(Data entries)
+ + + +

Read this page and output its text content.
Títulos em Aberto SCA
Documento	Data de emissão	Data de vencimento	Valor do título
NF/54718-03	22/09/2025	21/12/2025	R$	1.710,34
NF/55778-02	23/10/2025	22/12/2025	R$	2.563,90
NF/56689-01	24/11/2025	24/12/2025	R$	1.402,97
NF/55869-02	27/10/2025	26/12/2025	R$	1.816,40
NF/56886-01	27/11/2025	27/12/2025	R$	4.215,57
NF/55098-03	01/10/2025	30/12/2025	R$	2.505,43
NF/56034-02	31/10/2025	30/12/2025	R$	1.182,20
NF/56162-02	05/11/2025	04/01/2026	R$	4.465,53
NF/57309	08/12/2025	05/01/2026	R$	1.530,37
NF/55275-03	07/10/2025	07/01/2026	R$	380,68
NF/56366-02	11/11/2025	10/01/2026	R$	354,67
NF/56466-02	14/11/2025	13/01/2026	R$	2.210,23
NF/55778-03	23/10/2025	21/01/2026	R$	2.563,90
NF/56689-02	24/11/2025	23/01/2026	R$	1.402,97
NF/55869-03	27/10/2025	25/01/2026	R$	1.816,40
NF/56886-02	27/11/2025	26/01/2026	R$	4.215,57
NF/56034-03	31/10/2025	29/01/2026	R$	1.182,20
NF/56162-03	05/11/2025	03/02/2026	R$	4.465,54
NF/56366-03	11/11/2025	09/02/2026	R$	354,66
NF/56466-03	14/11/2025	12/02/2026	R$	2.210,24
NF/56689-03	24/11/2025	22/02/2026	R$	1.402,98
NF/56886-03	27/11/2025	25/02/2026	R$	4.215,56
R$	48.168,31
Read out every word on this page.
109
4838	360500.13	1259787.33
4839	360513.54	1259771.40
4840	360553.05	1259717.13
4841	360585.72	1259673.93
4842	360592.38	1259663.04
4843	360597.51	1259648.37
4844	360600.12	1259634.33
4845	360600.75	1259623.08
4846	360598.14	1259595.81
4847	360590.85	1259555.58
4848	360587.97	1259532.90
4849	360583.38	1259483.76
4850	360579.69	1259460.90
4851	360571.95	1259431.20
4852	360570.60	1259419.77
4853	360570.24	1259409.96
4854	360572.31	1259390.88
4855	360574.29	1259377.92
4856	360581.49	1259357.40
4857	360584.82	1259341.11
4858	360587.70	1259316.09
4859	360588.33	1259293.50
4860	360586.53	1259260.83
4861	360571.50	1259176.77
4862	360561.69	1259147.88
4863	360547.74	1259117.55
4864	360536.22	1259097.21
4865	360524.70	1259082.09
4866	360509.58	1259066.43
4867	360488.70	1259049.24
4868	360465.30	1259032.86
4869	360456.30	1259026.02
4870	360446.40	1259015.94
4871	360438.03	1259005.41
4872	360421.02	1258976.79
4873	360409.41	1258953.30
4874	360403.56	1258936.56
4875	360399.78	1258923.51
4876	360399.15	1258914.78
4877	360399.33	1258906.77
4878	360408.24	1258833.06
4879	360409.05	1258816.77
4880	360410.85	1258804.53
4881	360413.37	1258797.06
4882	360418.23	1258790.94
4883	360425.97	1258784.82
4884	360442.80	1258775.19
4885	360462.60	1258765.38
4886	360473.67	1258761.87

+ + + +

Brief:
All of the records must be retyped exactly as they are.

Answer:
Read this page and output its text content.
Títulos em Aberto SCA
Documento	Data de emissão	Data de vencimento	Valor do título
NF/54718-03	22/09/2025	21/12/2025	R$	1.710,34
NF/55778-02	23/10/2025	22/12/2025	R$	2.563,90
NF/56689-01	24/11/2025	24/12/2025	R$	1.402,97
NF/55869-02	27/10/2025	26/12/2025	R$	1.816,40
NF/56886-01	27/11/2025	27/12/2025	R$	4.215,57
NF/55098-03	01/10/2025	30/12/2025	R$	2.505,43
NF/56034-02	31/10/2025	30/12/2025	R$	1.182,20
NF/56162-02	05/11/2025	04/01/2026	R$	4.465,53
NF/57309	08/12/2025	05/01/2026	R$	1.530,37
NF/55275-03	07/10/2025	07/01/2026	R$	380,68
NF/56366-02	11/11/2025	10/01/2026	R$	354,67
NF/56466-02	14/11/2025	13/01/2026	R$	2.210,23
NF/55778-03	23/10/2025	21/01/2026	R$	2.563,90
NF/56689-02	24/11/2025	23/01/2026	R$	1.402,97
NF/55869-03	27/10/2025	25/01/2026	R$	1.816,40
NF/56886-02	27/11/2025	26/01/2026	R$	4.215,57
NF/56034-03	31/10/2025	29/01/2026	R$	1.182,20
NF/56162-03	05/11/2025	03/02/2026	R$	4.465,54
NF/56366-03	11/11/2025	09/02/2026	R$	354,66
NF/56466-03	14/11/2025	12/02/2026	R$	2.210,24
NF/56689-03	24/11/2025	22/02/2026	R$	1.402,98
NF/56886-03	27/11/2025	25/02/2026	R$	4.215,56
R$	48.168,31
Read out every word on this page.
109
4838	360500.13	1259787.33
4839	360513.54	1259771.40
4840	360553.05	1259717.13
4841	360585.72	1259673.93
4842	360592.38	1259663.04
4843	360597.51	1259648.37
4844	360600.12	1259634.33
4845	360600.75	1259623.08
4846	360598.14	1259595.81
4847	360590.85	1259555.58
4848	360587.97	1259532.90
4849	360583.38	1259483.76
4850	360579.69	1259460.90
4851	360571.95	1259431.20
4852	360570.60	1259419.77
4853	360570.24	1259409.96
4854	360572.31	1259390.88
4855	360574.29	1259377.92
4856	360581.49	1259357.40
4857	360584.82	1259341.11
4858	360587.70	1259316.09
4859	360588.33	1259293.50
4860	360586.53	1259260.83
4861	360571.50	1259176.77
4862	360561.69	1259147.88
4863	360547.74	1259117.55
4864	360536.22	1259097.21
4865	360524.70	1259082.09
4866	360509.58	1259066.43
4867	360488.70	1259049.24
4868	360465.30	1259032.86
4869	360456.30	1259026.02
4870	360446.40	1259015.94
4871	360438.03	1259005.41
4872	360421.02	1258976.79
4873	360409.41	1258953.30
4874	360403.56	1258936.56
4875	360399.78	1258923.51
4876	360399.15	1258914.78
4877	360399.33	1258906.77
4878	360408.24	1258833.06
4879	360409.05	1258816.77
4880	360410.85	1258804.53
4881	360413.37	1258797.06
4882	360418.23	1258790.94
4883	360425.97	1258784.82
4884	360442.80	1258775.19
4885	360462.60	1258765.38
4886	360473.67	1258761.87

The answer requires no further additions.